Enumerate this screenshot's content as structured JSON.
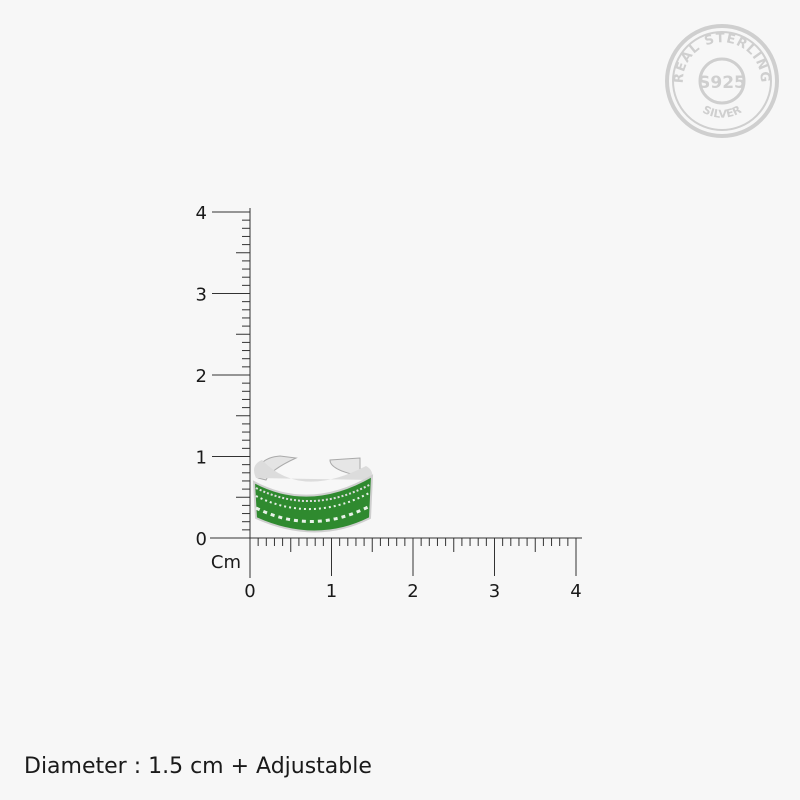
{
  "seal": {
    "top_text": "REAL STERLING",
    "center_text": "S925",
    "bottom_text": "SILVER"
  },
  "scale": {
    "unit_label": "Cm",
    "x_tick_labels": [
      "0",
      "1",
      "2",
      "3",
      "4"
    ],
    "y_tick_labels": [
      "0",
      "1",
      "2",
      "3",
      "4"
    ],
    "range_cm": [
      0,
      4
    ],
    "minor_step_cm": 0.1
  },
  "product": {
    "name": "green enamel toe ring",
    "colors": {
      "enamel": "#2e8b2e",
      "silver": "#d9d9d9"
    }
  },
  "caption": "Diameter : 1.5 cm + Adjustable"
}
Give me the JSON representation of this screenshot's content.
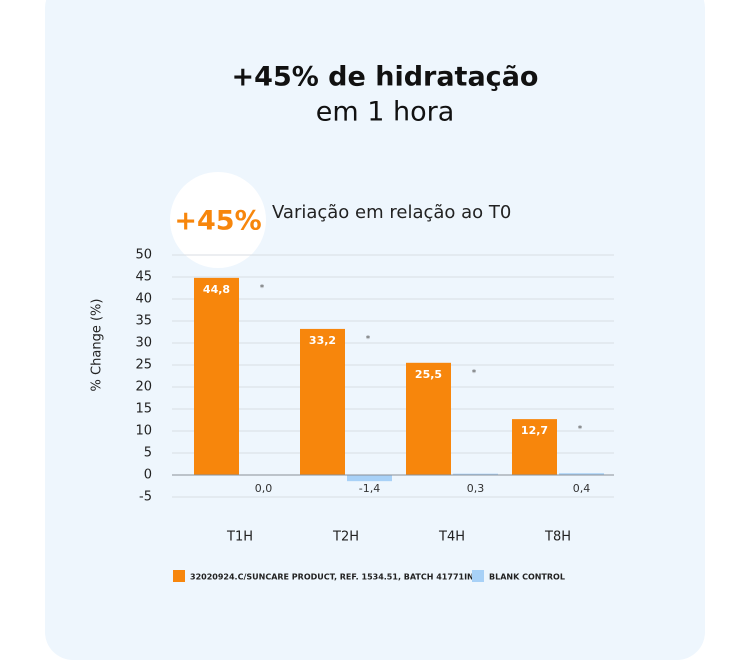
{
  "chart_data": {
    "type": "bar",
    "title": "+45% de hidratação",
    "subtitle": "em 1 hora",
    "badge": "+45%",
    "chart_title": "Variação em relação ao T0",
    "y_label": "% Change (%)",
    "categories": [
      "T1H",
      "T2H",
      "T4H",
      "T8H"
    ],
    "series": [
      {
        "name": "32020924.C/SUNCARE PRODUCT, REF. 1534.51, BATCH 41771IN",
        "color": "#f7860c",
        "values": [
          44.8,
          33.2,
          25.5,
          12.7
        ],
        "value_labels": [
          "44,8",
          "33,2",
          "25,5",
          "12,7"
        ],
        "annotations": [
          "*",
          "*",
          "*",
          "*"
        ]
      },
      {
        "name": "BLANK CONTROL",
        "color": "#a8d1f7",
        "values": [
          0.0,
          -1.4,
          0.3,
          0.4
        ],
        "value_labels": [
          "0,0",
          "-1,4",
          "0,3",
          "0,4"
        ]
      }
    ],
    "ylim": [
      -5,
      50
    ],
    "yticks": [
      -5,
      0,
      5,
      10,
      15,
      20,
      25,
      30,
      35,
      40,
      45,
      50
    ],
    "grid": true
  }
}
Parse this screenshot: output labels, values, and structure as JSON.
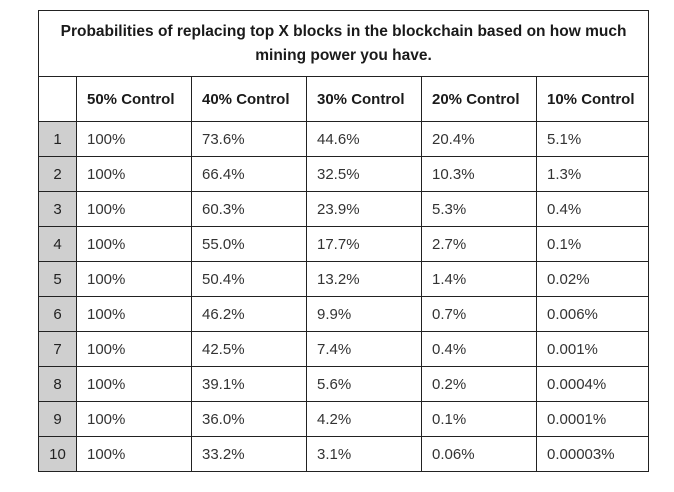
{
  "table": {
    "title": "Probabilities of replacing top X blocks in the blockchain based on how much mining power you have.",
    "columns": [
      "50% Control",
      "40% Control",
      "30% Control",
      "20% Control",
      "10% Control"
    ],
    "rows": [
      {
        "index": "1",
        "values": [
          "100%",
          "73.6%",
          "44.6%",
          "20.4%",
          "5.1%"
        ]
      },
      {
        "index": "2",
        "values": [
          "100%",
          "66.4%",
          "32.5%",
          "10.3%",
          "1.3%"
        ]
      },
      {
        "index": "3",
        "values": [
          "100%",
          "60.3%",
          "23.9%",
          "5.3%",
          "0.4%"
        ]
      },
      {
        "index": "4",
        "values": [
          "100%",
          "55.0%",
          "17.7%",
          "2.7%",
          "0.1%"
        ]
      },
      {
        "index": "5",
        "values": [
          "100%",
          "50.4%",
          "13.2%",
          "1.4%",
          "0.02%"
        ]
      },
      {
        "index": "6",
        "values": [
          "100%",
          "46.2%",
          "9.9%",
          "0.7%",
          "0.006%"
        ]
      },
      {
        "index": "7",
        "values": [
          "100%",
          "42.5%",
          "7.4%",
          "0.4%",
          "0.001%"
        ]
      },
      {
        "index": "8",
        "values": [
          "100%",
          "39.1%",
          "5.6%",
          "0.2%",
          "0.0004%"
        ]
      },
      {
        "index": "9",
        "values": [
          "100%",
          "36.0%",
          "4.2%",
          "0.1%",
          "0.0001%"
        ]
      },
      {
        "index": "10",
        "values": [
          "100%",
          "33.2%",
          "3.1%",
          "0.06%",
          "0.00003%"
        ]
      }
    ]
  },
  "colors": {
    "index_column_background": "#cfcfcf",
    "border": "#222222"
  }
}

WORK TO COMPLETE - The records above are to be restated exactly, without their pictures.

RESULT OF THE EXERCISE -
Enumerate this screenshot's content as structured JSON.
{
  "seal": {
    "top_text": "REAL STERLING",
    "center_text": "S925",
    "bottom_text": "SILVER"
  },
  "scale": {
    "unit_label": "Cm",
    "x_tick_labels": [
      "0",
      "1",
      "2",
      "3",
      "4"
    ],
    "y_tick_labels": [
      "0",
      "1",
      "2",
      "3",
      "4"
    ],
    "range_cm": [
      0,
      4
    ],
    "minor_step_cm": 0.1
  },
  "product": {
    "name": "green enamel toe ring",
    "colors": {
      "enamel": "#2e8b2e",
      "silver": "#d9d9d9"
    }
  },
  "caption": "Diameter : 1.5 cm + Adjustable"
}
Give me the JSON representation of this screenshot's content.
{
  "chart_data": {
    "type": "bar",
    "title": "+45% de hidratação",
    "subtitle": "em 1 hora",
    "badge": "+45%",
    "chart_title": "Variação em relação ao T0",
    "y_label": "% Change (%)",
    "categories": [
      "T1H",
      "T2H",
      "T4H",
      "T8H"
    ],
    "series": [
      {
        "name": "32020924.C/SUNCARE PRODUCT, REF. 1534.51, BATCH 41771IN",
        "color": "#f7860c",
        "values": [
          44.8,
          33.2,
          25.5,
          12.7
        ],
        "value_labels": [
          "44,8",
          "33,2",
          "25,5",
          "12,7"
        ],
        "annotations": [
          "*",
          "*",
          "*",
          "*"
        ]
      },
      {
        "name": "BLANK CONTROL",
        "color": "#a8d1f7",
        "values": [
          0.0,
          -1.4,
          0.3,
          0.4
        ],
        "value_labels": [
          "0,0",
          "-1,4",
          "0,3",
          "0,4"
        ]
      }
    ],
    "ylim": [
      -5,
      50
    ],
    "yticks": [
      -5,
      0,
      5,
      10,
      15,
      20,
      25,
      30,
      35,
      40,
      45,
      50
    ],
    "grid": true
  }
}
Parse this screenshot: output labels, values, and structure as JSON.
{
  "table": {
    "title": "Probabilities of replacing top X blocks in the blockchain based on how much mining power you have.",
    "columns": [
      "50% Control",
      "40% Control",
      "30% Control",
      "20% Control",
      "10% Control"
    ],
    "rows": [
      {
        "index": "1",
        "values": [
          "100%",
          "73.6%",
          "44.6%",
          "20.4%",
          "5.1%"
        ]
      },
      {
        "index": "2",
        "values": [
          "100%",
          "66.4%",
          "32.5%",
          "10.3%",
          "1.3%"
        ]
      },
      {
        "index": "3",
        "values": [
          "100%",
          "60.3%",
          "23.9%",
          "5.3%",
          "0.4%"
        ]
      },
      {
        "index": "4",
        "values": [
          "100%",
          "55.0%",
          "17.7%",
          "2.7%",
          "0.1%"
        ]
      },
      {
        "index": "5",
        "values": [
          "100%",
          "50.4%",
          "13.2%",
          "1.4%",
          "0.02%"
        ]
      },
      {
        "index": "6",
        "values": [
          "100%",
          "46.2%",
          "9.9%",
          "0.7%",
          "0.006%"
        ]
      },
      {
        "index": "7",
        "values": [
          "100%",
          "42.5%",
          "7.4%",
          "0.4%",
          "0.001%"
        ]
      },
      {
        "index": "8",
        "values": [
          "100%",
          "39.1%",
          "5.6%",
          "0.2%",
          "0.0004%"
        ]
      },
      {
        "index": "9",
        "values": [
          "100%",
          "36.0%",
          "4.2%",
          "0.1%",
          "0.0001%"
        ]
      },
      {
        "index": "10",
        "values": [
          "100%",
          "33.2%",
          "3.1%",
          "0.06%",
          "0.00003%"
        ]
      }
    ]
  },
  "colors": {
    "index_column_background": "#cfcfcf",
    "border": "#222222"
  }
}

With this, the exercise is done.